STORED ROWS
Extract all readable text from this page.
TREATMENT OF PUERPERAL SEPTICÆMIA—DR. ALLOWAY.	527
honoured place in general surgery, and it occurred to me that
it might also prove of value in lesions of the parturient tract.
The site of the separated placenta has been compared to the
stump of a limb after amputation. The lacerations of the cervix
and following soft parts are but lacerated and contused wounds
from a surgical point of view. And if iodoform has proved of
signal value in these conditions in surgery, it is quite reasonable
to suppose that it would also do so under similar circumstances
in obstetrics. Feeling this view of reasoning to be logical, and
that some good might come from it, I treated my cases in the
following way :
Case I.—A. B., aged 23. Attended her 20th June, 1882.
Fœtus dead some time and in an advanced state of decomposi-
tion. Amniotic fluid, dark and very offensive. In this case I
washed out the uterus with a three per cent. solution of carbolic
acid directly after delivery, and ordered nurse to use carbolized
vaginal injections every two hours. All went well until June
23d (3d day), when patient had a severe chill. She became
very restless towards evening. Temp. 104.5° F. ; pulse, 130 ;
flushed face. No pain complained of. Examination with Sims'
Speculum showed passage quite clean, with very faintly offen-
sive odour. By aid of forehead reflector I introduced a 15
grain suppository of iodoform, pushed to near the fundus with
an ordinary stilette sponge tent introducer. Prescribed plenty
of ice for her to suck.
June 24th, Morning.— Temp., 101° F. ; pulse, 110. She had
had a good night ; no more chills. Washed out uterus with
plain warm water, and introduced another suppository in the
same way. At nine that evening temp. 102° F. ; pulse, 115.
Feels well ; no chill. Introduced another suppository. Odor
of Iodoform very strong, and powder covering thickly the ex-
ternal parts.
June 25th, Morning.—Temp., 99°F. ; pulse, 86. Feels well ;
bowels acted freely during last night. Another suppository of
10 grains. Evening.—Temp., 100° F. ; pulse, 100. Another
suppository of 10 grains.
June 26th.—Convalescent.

WRITTEN PROBLEM
Collect every line above that contains the word "suppository".

RESULT
grain suppository of iodoform, pushed to near the fundus with
plain warm water, and introduced another suppository in the
Feels well ; no chill. Introduced another suppository. Odor
bowels acted freely during last night. Another suppository of
suppository of 10 grains.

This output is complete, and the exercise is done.